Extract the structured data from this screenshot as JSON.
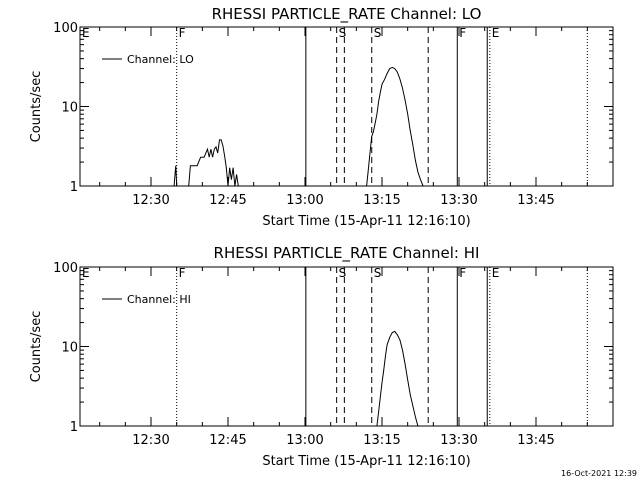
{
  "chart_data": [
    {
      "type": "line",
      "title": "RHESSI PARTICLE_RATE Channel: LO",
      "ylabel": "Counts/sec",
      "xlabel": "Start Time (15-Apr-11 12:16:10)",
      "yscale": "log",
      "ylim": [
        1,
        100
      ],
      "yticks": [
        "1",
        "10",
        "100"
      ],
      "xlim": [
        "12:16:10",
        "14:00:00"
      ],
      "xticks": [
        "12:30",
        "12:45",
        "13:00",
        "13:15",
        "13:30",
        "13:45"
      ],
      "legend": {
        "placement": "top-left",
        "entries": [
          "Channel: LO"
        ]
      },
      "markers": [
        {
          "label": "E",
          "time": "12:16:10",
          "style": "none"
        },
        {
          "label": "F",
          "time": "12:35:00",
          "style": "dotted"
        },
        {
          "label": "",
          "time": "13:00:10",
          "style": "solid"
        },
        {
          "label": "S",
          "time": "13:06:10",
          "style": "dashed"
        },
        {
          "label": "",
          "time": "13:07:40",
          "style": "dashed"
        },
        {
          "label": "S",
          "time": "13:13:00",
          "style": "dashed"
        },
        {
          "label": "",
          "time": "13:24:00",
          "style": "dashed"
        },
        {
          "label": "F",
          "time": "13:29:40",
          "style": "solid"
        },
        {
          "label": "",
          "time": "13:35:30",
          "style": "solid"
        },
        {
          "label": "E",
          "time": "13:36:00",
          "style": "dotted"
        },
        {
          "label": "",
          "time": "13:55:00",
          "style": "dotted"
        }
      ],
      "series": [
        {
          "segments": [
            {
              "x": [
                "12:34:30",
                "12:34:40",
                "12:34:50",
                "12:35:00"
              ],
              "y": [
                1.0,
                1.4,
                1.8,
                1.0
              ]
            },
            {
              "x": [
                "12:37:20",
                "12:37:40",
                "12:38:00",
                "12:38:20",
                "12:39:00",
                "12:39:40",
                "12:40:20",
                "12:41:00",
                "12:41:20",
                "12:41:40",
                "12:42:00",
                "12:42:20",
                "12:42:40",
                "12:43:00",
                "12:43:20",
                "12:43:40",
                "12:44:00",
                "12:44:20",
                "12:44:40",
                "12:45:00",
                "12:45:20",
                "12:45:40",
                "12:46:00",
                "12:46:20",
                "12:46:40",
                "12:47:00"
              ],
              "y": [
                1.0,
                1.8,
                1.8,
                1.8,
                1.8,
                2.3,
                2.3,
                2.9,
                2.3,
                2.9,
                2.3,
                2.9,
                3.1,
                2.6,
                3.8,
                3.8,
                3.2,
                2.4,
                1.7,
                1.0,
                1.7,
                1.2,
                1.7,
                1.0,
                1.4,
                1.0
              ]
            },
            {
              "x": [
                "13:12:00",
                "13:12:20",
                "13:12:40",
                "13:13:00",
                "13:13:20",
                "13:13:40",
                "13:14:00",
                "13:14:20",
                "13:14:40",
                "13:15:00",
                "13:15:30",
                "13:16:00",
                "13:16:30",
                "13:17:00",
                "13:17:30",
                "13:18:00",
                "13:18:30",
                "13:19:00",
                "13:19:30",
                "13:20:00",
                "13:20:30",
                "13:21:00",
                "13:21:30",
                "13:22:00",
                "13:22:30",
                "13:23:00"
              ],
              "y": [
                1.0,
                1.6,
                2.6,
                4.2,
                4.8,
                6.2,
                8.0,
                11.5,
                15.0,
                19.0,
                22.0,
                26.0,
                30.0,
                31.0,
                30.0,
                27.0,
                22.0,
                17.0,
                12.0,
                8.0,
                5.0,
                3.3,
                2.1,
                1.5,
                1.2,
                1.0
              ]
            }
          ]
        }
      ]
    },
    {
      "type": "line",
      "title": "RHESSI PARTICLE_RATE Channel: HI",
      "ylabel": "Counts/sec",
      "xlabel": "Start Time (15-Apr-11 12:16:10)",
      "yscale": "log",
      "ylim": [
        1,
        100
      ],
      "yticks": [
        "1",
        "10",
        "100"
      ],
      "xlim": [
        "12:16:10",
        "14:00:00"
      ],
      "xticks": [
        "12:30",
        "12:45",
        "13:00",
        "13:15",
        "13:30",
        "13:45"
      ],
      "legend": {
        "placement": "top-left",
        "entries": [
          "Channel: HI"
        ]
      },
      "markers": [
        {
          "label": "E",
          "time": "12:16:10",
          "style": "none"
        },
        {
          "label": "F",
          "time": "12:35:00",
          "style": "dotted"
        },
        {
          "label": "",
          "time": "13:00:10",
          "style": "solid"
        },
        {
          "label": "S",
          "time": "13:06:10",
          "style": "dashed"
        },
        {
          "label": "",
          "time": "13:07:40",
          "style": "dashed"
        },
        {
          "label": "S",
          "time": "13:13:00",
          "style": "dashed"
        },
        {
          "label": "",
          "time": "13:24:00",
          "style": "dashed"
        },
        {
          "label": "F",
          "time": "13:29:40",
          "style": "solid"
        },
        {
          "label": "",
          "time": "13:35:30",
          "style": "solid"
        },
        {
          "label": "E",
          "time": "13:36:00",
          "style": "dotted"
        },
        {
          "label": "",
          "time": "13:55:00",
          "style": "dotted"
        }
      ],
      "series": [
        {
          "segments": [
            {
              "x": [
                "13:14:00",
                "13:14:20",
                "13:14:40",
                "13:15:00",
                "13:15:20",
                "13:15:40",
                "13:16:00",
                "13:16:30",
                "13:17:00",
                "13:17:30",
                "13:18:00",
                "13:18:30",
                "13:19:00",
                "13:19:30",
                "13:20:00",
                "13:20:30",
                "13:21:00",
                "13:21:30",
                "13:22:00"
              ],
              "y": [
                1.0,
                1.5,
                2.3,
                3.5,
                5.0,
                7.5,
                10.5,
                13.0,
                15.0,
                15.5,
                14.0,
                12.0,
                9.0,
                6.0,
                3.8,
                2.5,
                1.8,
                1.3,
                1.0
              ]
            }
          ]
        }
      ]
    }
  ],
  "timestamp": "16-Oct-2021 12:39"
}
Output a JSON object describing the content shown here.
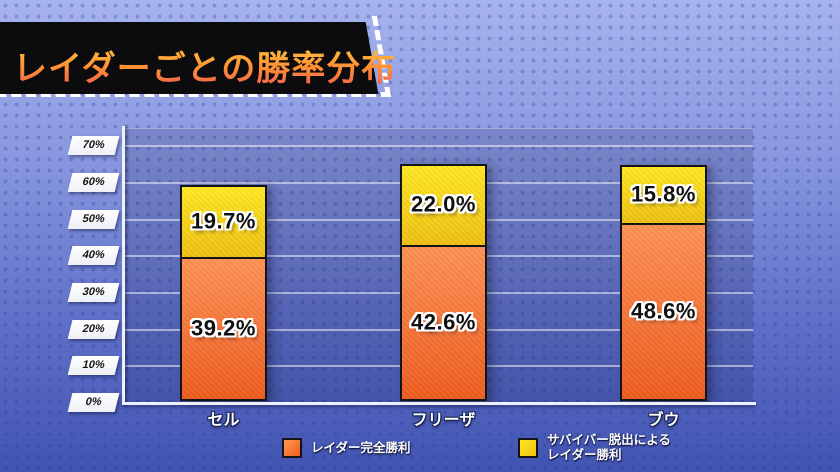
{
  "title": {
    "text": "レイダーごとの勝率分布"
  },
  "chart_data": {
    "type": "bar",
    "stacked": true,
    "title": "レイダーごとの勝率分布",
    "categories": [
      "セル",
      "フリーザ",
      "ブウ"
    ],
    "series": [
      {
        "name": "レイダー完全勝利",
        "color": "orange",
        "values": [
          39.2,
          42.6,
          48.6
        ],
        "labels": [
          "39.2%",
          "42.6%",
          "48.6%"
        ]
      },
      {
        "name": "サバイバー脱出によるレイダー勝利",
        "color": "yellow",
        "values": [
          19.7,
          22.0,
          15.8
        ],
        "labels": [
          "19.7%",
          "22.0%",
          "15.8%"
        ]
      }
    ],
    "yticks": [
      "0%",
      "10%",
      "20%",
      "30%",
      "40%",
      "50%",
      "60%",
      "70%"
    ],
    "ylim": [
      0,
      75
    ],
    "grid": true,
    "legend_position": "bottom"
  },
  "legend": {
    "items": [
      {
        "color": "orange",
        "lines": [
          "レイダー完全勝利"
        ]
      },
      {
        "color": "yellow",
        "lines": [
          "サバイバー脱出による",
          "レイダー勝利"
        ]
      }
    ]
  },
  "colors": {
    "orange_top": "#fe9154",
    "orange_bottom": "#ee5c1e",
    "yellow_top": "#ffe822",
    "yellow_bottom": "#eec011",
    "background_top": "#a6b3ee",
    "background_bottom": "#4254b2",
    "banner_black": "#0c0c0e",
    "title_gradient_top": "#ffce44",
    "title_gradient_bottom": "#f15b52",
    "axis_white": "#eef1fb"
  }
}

---

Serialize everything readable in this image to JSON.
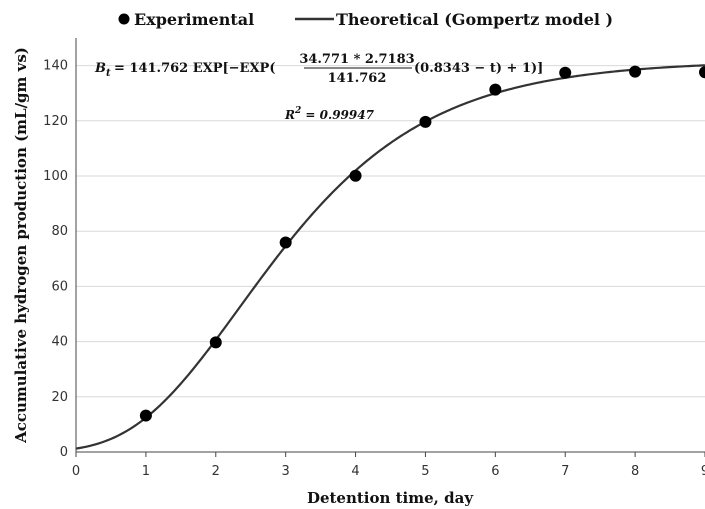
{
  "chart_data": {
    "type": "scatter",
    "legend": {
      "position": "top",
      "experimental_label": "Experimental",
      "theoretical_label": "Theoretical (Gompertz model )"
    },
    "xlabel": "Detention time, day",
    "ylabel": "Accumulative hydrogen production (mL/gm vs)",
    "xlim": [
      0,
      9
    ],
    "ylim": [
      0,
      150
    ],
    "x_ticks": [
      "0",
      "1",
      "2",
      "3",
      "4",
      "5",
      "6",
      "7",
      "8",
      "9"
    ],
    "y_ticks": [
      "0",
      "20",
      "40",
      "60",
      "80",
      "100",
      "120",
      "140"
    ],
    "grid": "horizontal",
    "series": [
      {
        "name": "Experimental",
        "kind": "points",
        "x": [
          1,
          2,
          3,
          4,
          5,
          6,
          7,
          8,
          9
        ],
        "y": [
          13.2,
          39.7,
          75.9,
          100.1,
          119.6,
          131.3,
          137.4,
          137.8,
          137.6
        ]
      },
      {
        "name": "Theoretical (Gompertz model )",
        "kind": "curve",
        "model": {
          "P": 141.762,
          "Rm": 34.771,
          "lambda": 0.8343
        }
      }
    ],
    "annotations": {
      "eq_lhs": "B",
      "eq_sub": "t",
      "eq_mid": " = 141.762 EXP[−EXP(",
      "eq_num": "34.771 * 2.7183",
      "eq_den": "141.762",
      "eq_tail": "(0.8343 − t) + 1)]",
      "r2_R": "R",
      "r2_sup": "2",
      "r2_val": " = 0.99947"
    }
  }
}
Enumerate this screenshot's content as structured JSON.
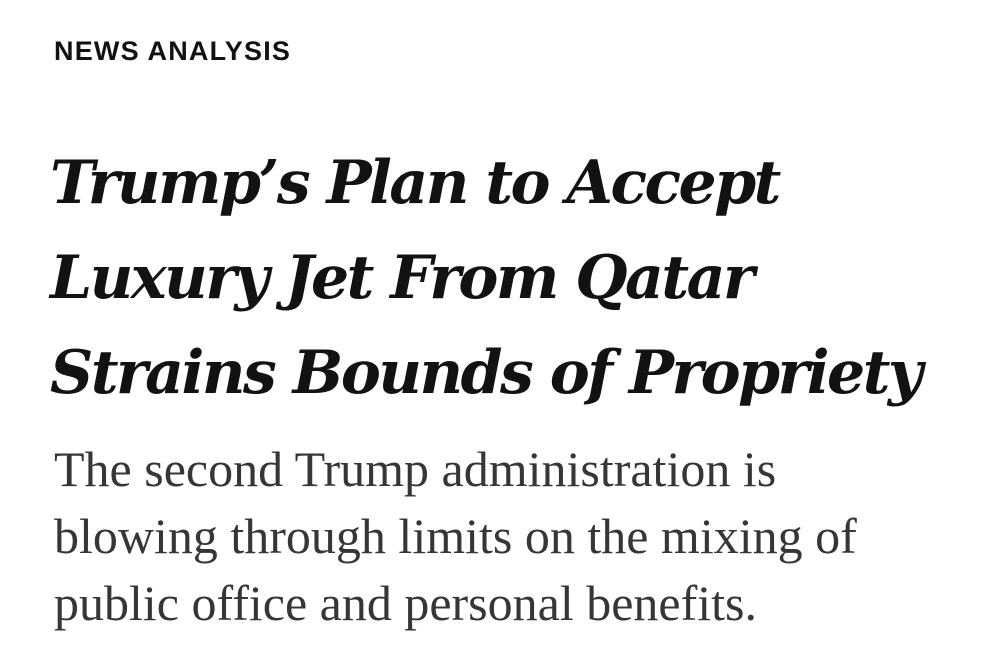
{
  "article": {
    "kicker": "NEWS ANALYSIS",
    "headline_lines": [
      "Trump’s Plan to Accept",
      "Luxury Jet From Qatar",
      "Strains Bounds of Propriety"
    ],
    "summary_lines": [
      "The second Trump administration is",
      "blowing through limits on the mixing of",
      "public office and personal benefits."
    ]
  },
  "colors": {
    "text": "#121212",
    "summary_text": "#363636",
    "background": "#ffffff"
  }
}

---

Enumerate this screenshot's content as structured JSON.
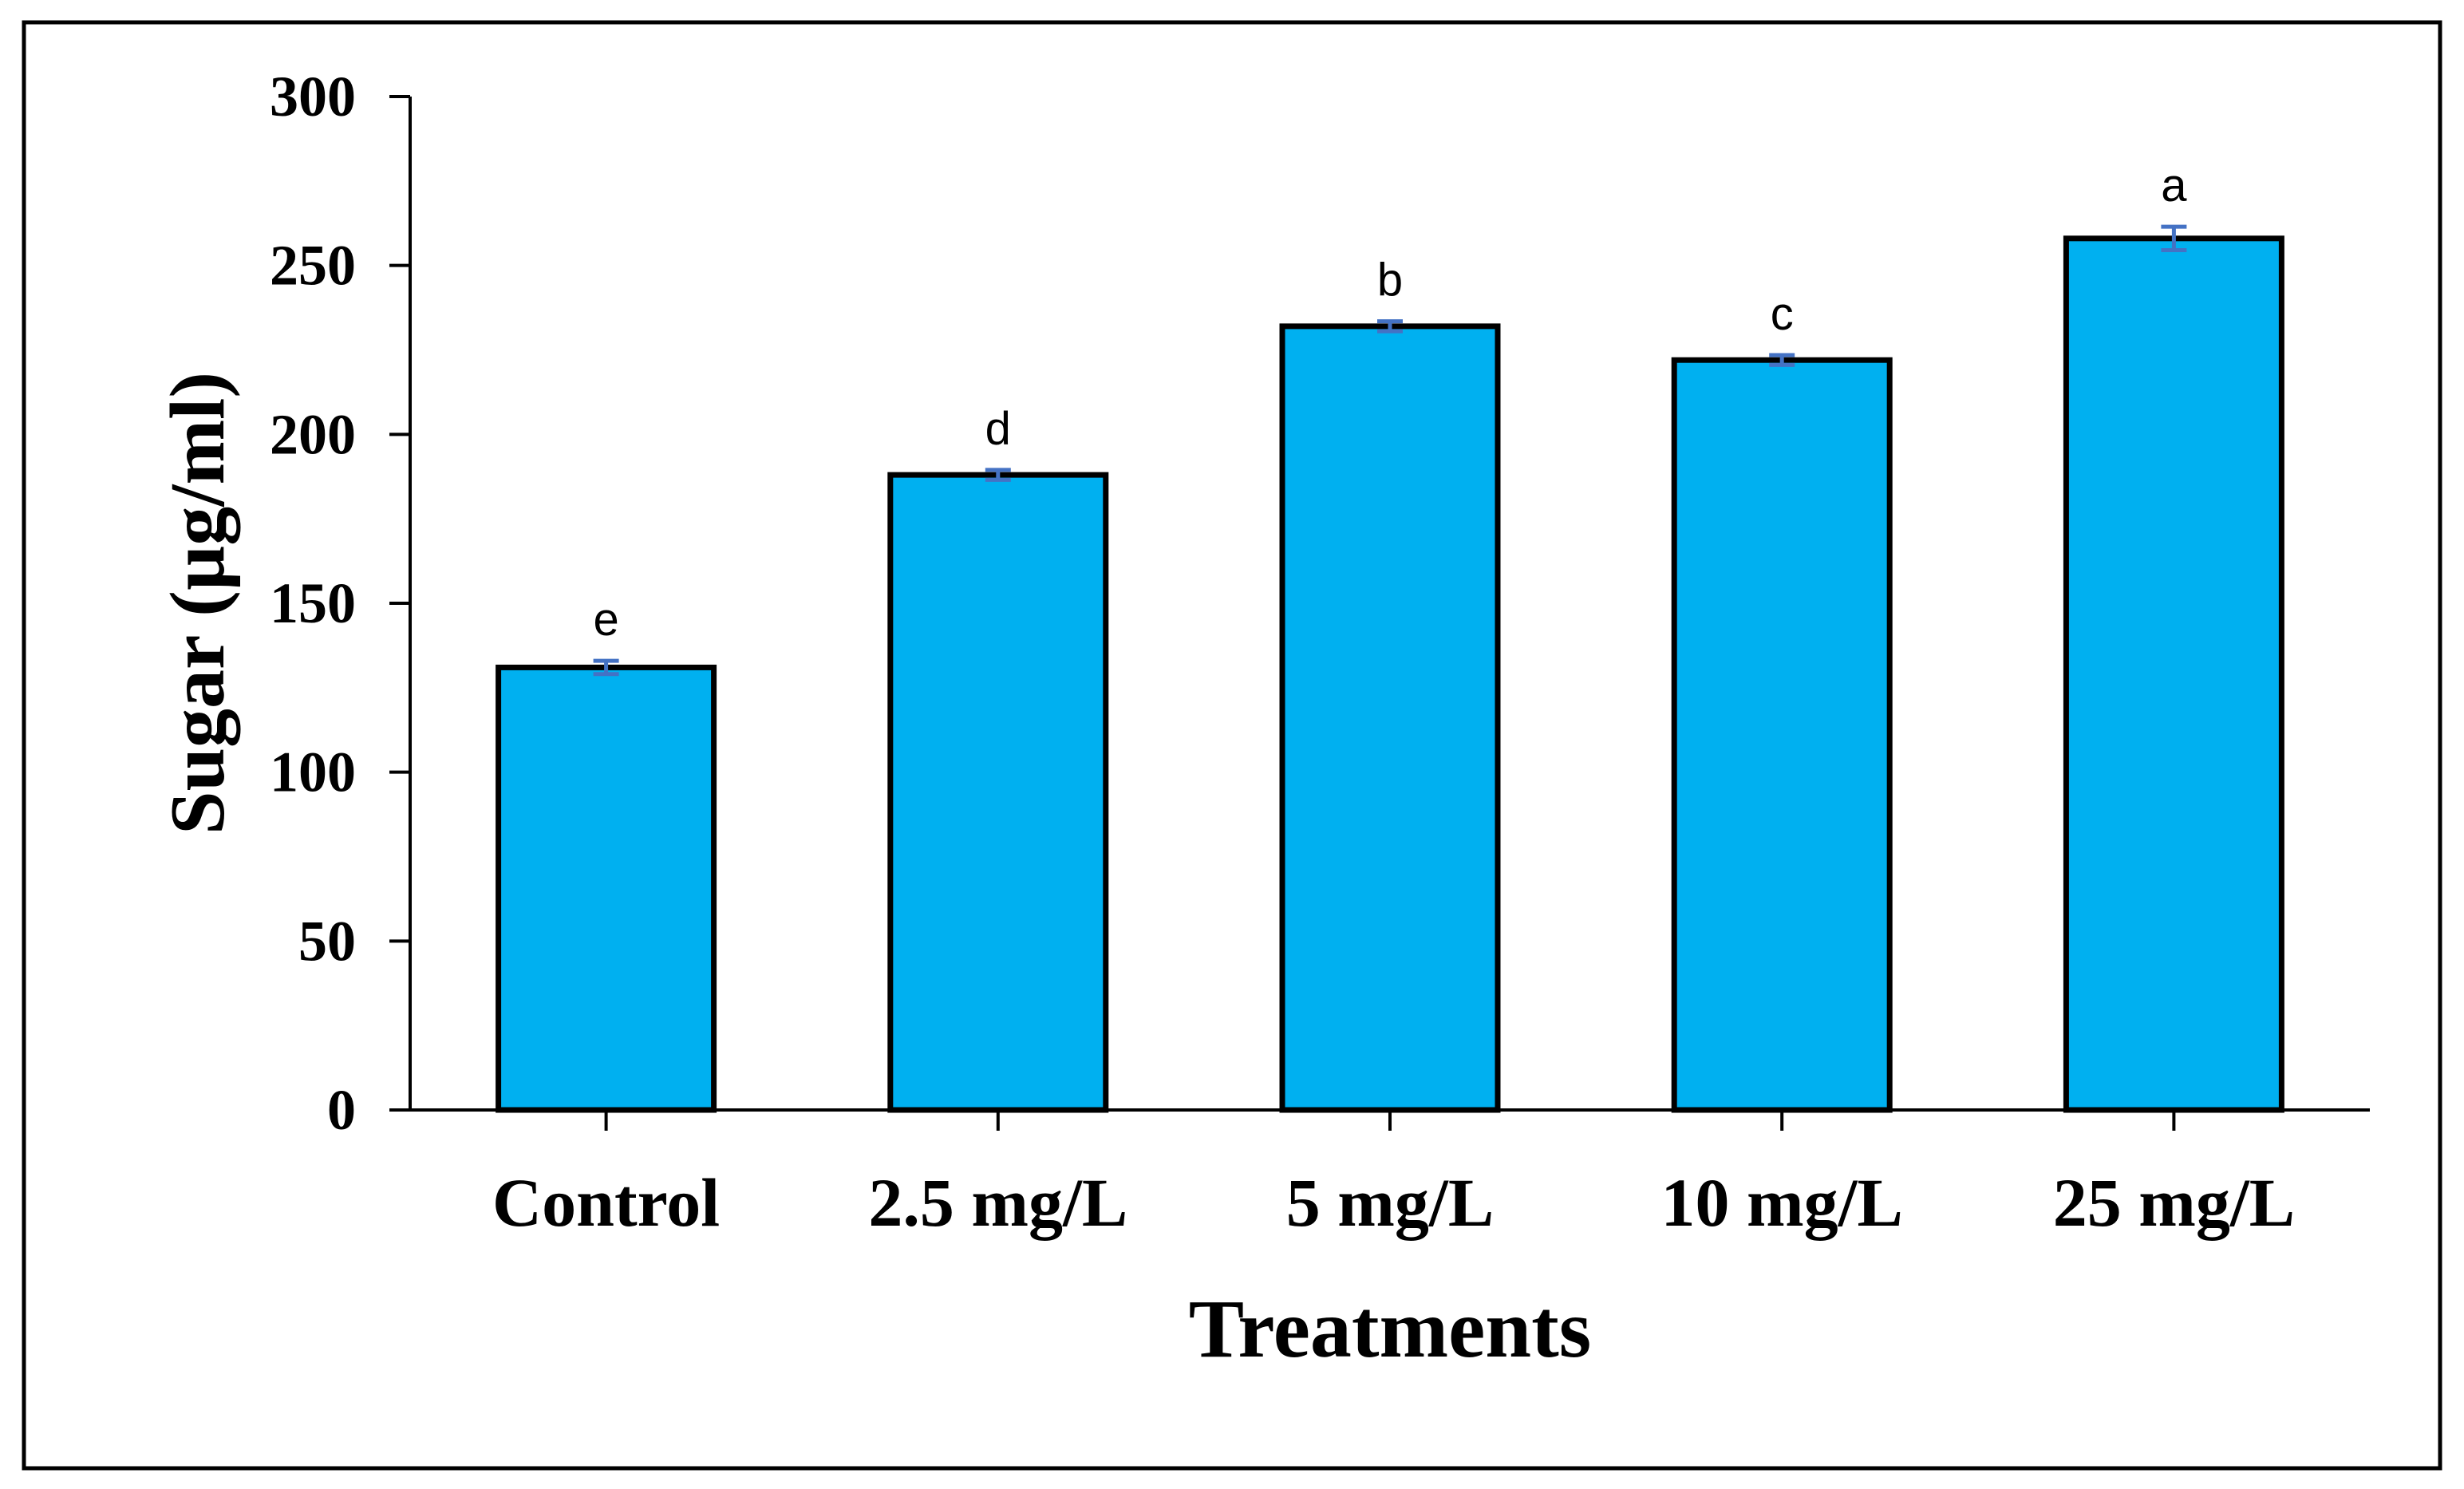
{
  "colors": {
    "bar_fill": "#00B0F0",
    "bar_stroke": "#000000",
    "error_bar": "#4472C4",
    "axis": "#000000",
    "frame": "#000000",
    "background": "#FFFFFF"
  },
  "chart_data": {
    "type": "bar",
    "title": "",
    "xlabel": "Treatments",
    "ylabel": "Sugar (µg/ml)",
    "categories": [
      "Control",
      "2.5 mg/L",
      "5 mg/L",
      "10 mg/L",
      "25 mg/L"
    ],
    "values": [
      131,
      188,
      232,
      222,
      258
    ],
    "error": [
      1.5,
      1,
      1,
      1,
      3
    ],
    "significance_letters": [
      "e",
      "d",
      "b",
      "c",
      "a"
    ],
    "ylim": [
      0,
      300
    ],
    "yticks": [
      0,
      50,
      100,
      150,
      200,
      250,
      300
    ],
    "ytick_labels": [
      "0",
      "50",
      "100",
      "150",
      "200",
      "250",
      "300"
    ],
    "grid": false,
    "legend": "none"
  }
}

---

STATED GOAL: Pick out every line above that holds the word "name" and copy it.

EXPECTED ANSWER:
        "name": "レイダー完全勝利",
        "name": "サバイバー脱出によるレイダー勝利",
        "name": "Experimental",
        "name": "Theoretical (Gompertz model )",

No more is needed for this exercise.